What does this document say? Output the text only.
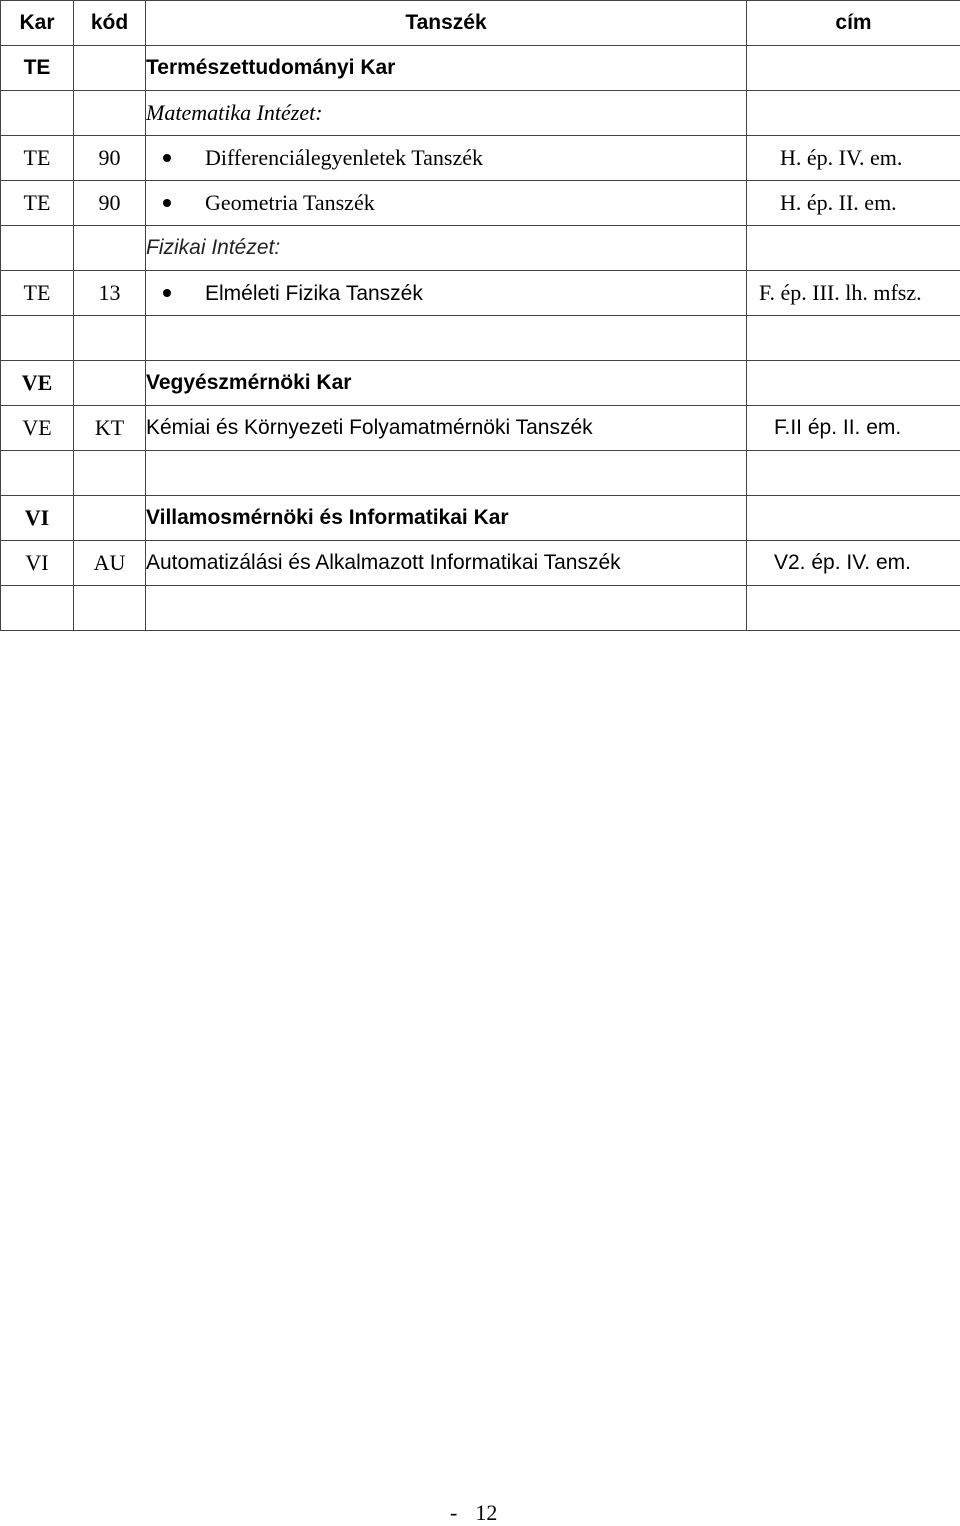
Kar	kód	Tanszék	cím
TE		Természettudományi Kar	
		Matematika Intézet:	
TE	90	Differenciálegyenletek Tanszék	H. ép. IV. em.

TE	90	Geometria Tanszék	H. ép. II. em.

		Fizikai Intézet:	
TE	13	Elméleti Fizika Tanszék	F. ép. III. lh. mfsz.

VE		Vegyészmérnöki Kar	
VE	KT	Kémiai és Környezeti Folyamatmérnöki Tanszék	F.II ép. II. em.

VI		Villamosmérnöki és Informatikai Kar	
VI	AU	Automatizálási és Alkalmazott Informatikai Tanszék	V2. ép. IV. em.

- 12
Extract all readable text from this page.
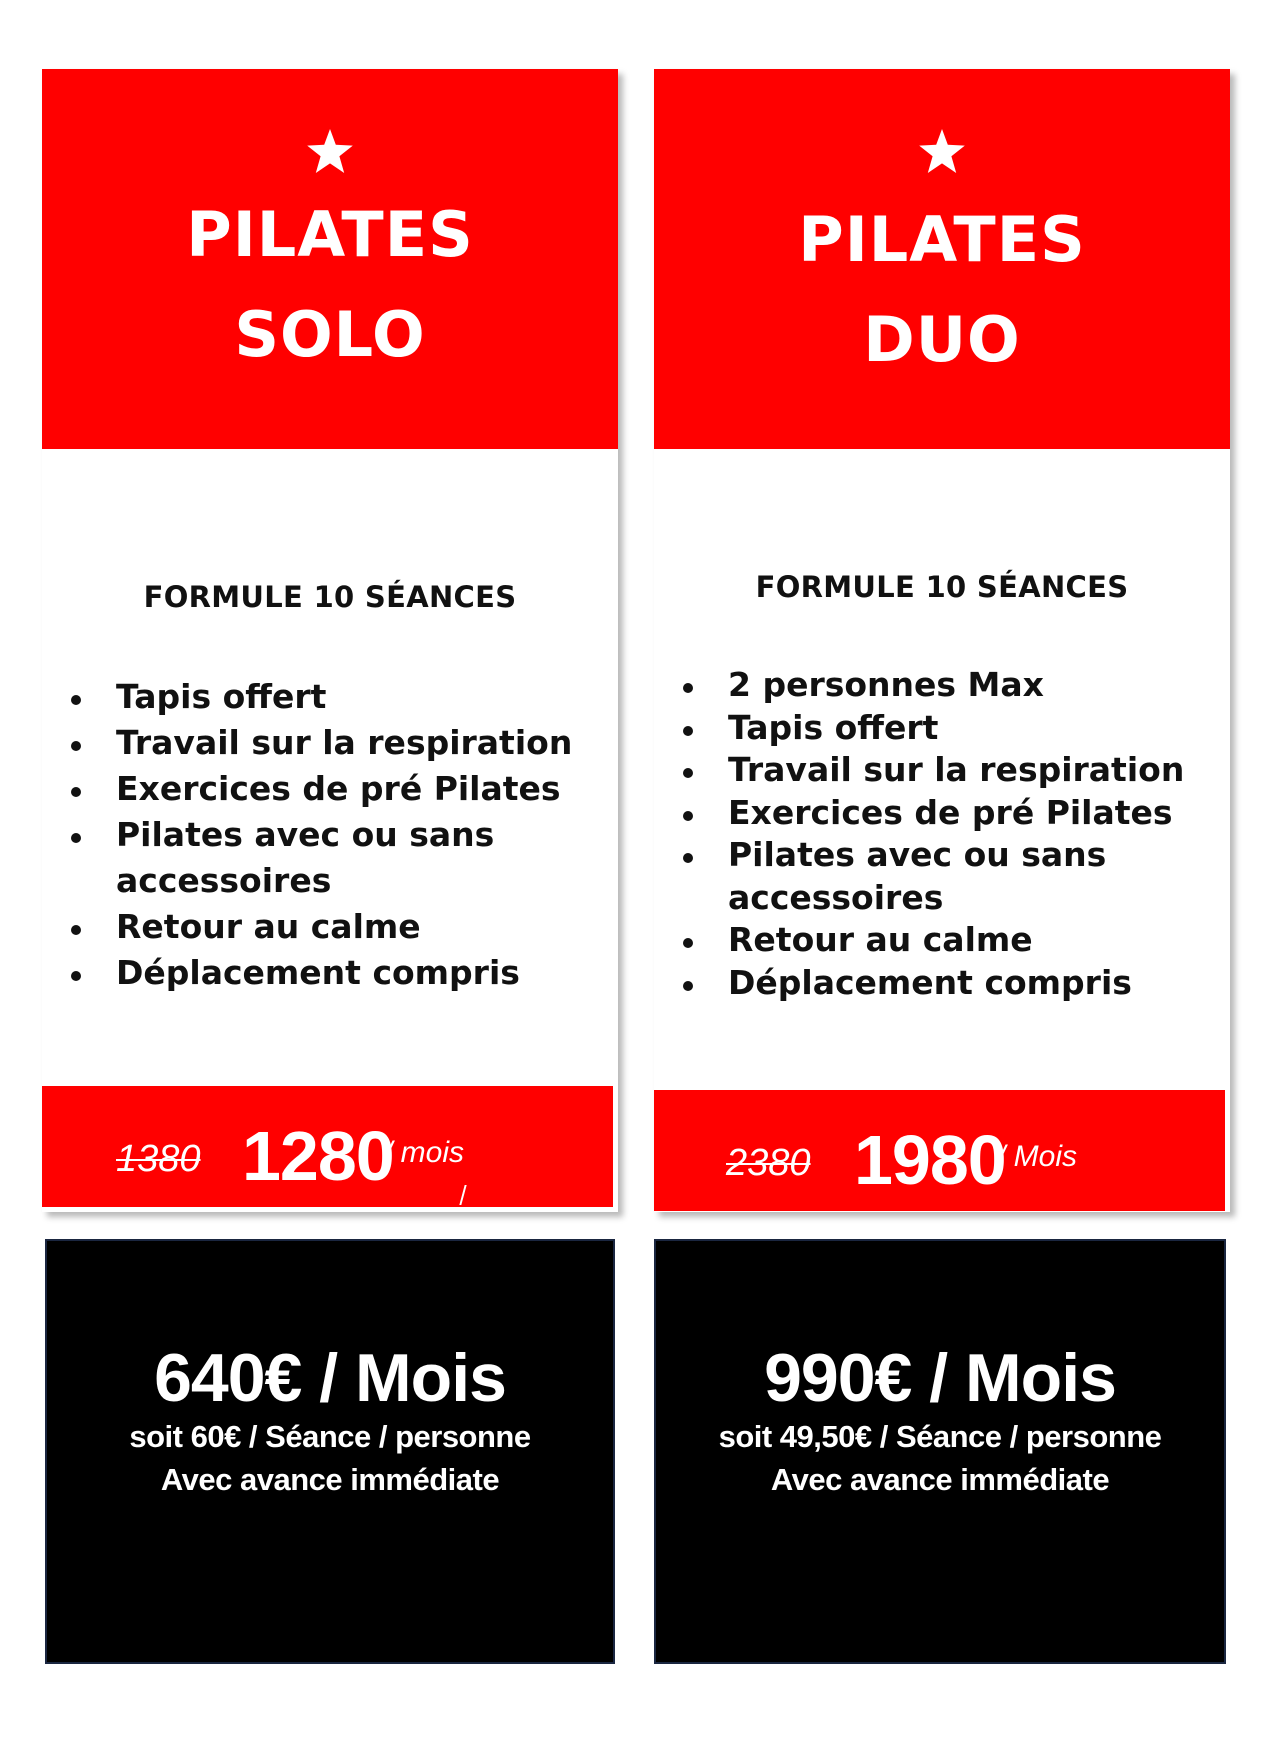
PILATES
SOLO
FORMULE 10 SÉANCES
Tapis offert
Travail sur la respiration
Exercices de pré Pilates
Pilates avec ou sans accessoires
Retour au calme
Déplacement compris
1380 1280
/ mois
PILATES
DUO
FORMULE 10 SÉANCES
2 personnes Max
Tapis offert
Travail sur la respiration
Exercices de pré Pilates
Pilates avec ou sans accessoires
Retour au calme
Déplacement compris
2380 1980
/ Mois
640€ / Mois
soit 60€ / Séance / personne
Avec avance immédiate
990€ / Mois
soit 49,50€ / Séance / personne
Avec avance immédiate
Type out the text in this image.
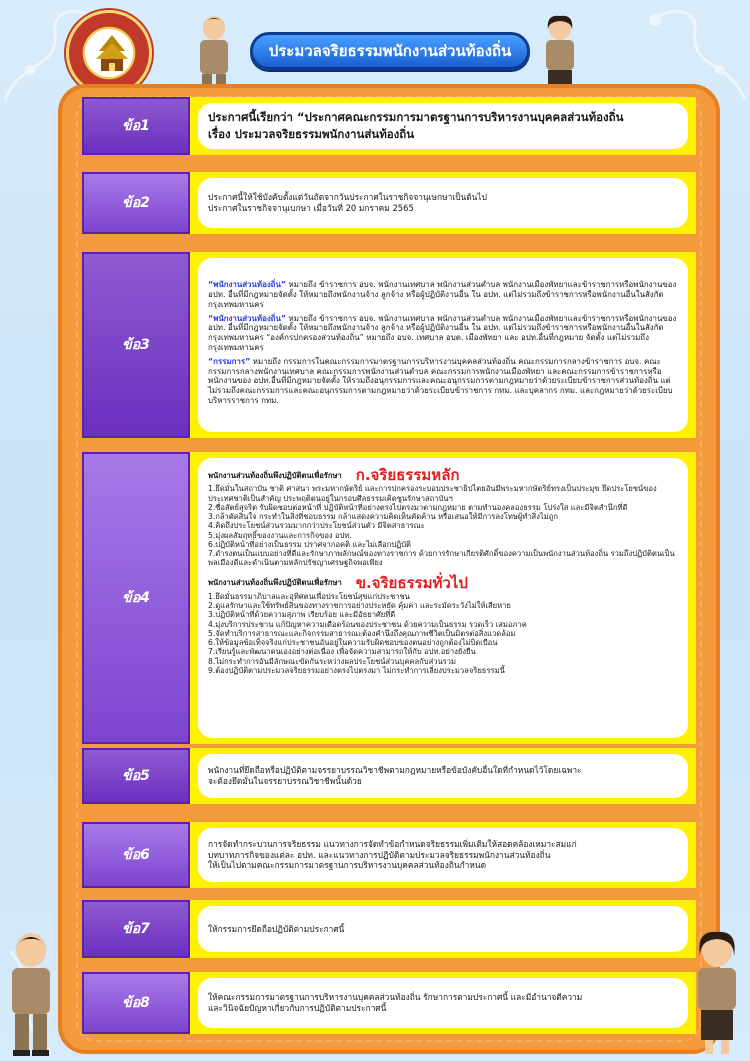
ประมวลจริยธรรมพนักงานส่วนท้องถิ่น
ข้อ1
ประกาศนี้เรียกว่า “ประกาศคณะกรรมการมาตรฐานการบริหารงานบุคคลส่วนท้องถิ่น
เรื่อง ประมวลจริยธรรมพนักงานส่นท้องถิ่น
ข้อ2	ประกาศนี้ให้ใช้บังคับตั้งแต่วันถัดจากวันประกาศในราชกิจจานุเษกษาเป็นต้นไป
ประกาศในราชกิจจานุเบกษา เมื่อวันที่ 20 มกราคม 2565
ข้อ3
“พนักงานส่วนท้องถิ่น” หมายถึง ข้าราชการ อบจ. พนักงานเทศบาล พนักงานส่วนตำบล พนักงานเมืองพัทยาและข้าราชการหรือพนักงานของ อปท. อื่นที่มีกฎหมายจัดตั้ง ให้หมายถึงพนักงานจ้าง ลูกจ้าง หรือผู้ปฏิบัติงานอื่น ใน อปท. แต่ไม่รวมถึงข้าราชการหรือพนักงานอื่นในสังกัดกรุงเทพมหานคร
“พนักงานส่วนท้องถิ่น” หมายถึง ข้าราชการ อบจ. พนักงานเทศบาล พนักงานส่วนตำบล พนักงานเมืองพัทยาและข้าราชการหรือพนักงานของ อปท. อื่นที่มีกฎหมายจัดตั้ง ให้หมายถึงพนักงานจ้าง ลูกจ้าง หรือผู้ปฏิบัติงานอื่น ใน อปท. แต่ไม่รวมถึงข้าราชการหรือพนักงานอื่นในสังกัดกรุงเทพมหานคร “องค์กรปกครองส่วนท้องถิ่น” หมายถึง อบจ. เทศบาล อบต. เมืองพัทยา และ อปท.อื่นที่กฎหมาย จัดตั้ง แต่ไม่รวมถึงกรุงเทพมหานคร
“กรรมการ” หมายถึง กรรมการในคณะกรรมการมาตรฐานการบริหารงานบุคคลส่วนท้องถิ่น คณะกรรมการกลางข้าราชการ อบจ. คณะกรรมการกลางพนักงานเทศบาล คณะกรรมการพนักงานส่วนตำบล คณะกรรมการพนักงานเมืองพัทยา และคณะกรรมการข้าราชการหรือพนักงานของ อปท.อื่นที่มีกฎหมายจัดตั้ง ให้รวมถึงอนุกรรมการและคณะอนุกรรมการตามกฎหมายว่าด้วยระเบียบข้าราชการส่วนท้องถิ่น แต่ไม่รวมถึงคณะกรรมการและคณะอนุกรรมการตามกฎหมายว่าด้วยระเบียบข้าราชการ กทม. และบุคลากร กทม. และกฎหมายว่าด้วยระเบียบบริหารราชการ กทม.
ข้อ4
พนักงานส่วนท้องถิ่นพึงปฏิบัติตนเพื่อรักษา ก.จริยธรรมหลัก
1.ยึดมั่นในสถาบัน ชาติ ศาสนา พระมหากษัตริย์ และการปกครองระบอบประชาธิปไตยอันมีพระมหากษัตริย์ทรงเป็นประมุข ยึดประโยชน์ของประเทศชาติเป็นสำคัญ ประพฤติตนอยู่ในกรอบศีลธรรมเคิดชูนรักษาสถาบันฯ
2.ซื่อสัตย์สุจริต รับผิดชอบต่อหน้าที่ ปฏิบัติหน้าที่อย่างตรงไปตรงมาตามกฎหมาย ตามทำนองคลองธรรม โปร่งใส และมีจิตสำนึกที่ดี
3.กล้าตัดสินใจ กระทำในสิ่งที่ชอบธรรม กล้าแสดงความคิดเห็นคัดค้าน หรือเสนอให้มีการลงโทษผู้ทำสิ่งไม่ถูก
4.คิดถึงประโยชน์ส่วนรวมมากกว่าประโยชน์ส่วนตัว มีจิตสาธารณะ
5.มุ่งผลสัมฤทธิ์ของงานและการกิจของ อปท.
6.ปฏิบัติหน้าที่อย่างเป็นธรรม ปราศจากอคติ และไม่เลือกปฏิบัติ
7.ดำรงตนเป็นแบบอย่างที่ดีและรักษาภาพลักษณ์ของทางราชการ ด้วยการรักษาเกียรติศักดิ์ของความเป็นพนักงานส่วนท้องถิ่น รวมถึงปฏิบัติตนเป็นพลเมืองดีและดำเนินตามหลักปรัชญาเศรษฐกิจพอเพียง
พนักงานส่วนท้องถิ่นพึงปฏิบัติตนเพื่อรักษา ข.จริยธรรมทั่วไป
1.ยึดมั่นธรรมาภิบาลและอุทิศตนเพื่อประโยชน์สุขแก่ประชาชน
2.ดูแลรักษาและใช้ทรัพย์สินของทางราชการอย่างประหยัด คุ้มค่า และระมัดระวังไม่ให้เสียหาย
3.ปฏิบัติหน้าที่ด้วยความสุภาพ เรียบร้อย และมีอัธยาศัยที่ดี
4.มุ่งบริการประชาน แก้ปัญหาความเดือดร้อนของประชาชน ด้วยความเป็นธรรม รวดเร็ว เสมอภาค
5.จัดทำบริการสาธารณะและกิจกรรมสาธารณะต้องคำนึงถึงคุณภาพชีวิตเป็นมิตรต่อสิ่งแวดล้อม
6.ให้ข้อมูลข้อเท็จจริงแก่ประชาชนอันอยู่ในความรับผิดชอบของตนอย่างถูกต้องไม่บิดเบือน
7.เรียนรู้และพัฒนาตนเองอย่างต่อเนื่อง เพื่อจัดความสามารถให้กับ อปท.อย่างยั่งยืน
8.ไม่กระทำการอันมีลักษณะขัดกันระหว่างผลประโยชน์ส่วนบุคคลกับส่วนรวม
9.ต้องปฏิบัติตามประมวลจริยธรรมอย่างตรงไปตรงมา ไม่กระทำการเลี่ยงประมวลจริยธรรมนี้
ข้อ5	พนักงานที่ยึดถือหรือปฏิบัติตามจรรยาบรรณวิชาชีพตามกฎหมายหรือข้อบังคับอื่นใดที่กำหนดไว้โดยเฉพาะ
จะต้องยึดมั่นในจรรยาบรรณวิชาชีพนั้นด้วย
ข้อ6
การจัดทำกระบวนการจริยธรรม แนวทางการจัดทำข้อกำหนดจริยธรรมเพิ่มเติมให้สอดคล้องเหมาะสมแก่
บทบาทภารกิจของแต่ละ อปท. และแนวทางการปฏิบัติตามประมวลจริยธรรมพนักงานส่วนท้องถิ่น
ให้เป็นไปตามคณะกรรมการมาตรฐานการบริหารงานบุคคลส่วนท้องถิ่นกำหนด
ข้อ7	ให้กรรมการยึดถือปฏิบัติตามประกาศนี้
ข้อ8	ให้คณะกรรมการมาตรฐานการบริหารงานบุคคลส่วนท้องถิ่น รักษาการตามประกาศนี้ และมีอำนาจตีความ
และวินิจฉัยปัญหาเกี่ยวกับการปฏิบัติตามประกาศนี้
++++++
JOB: Among these entries, how many lines include the string "หารงานบ"? Reply with the number by itself.

CORRECT RESPONSE: 4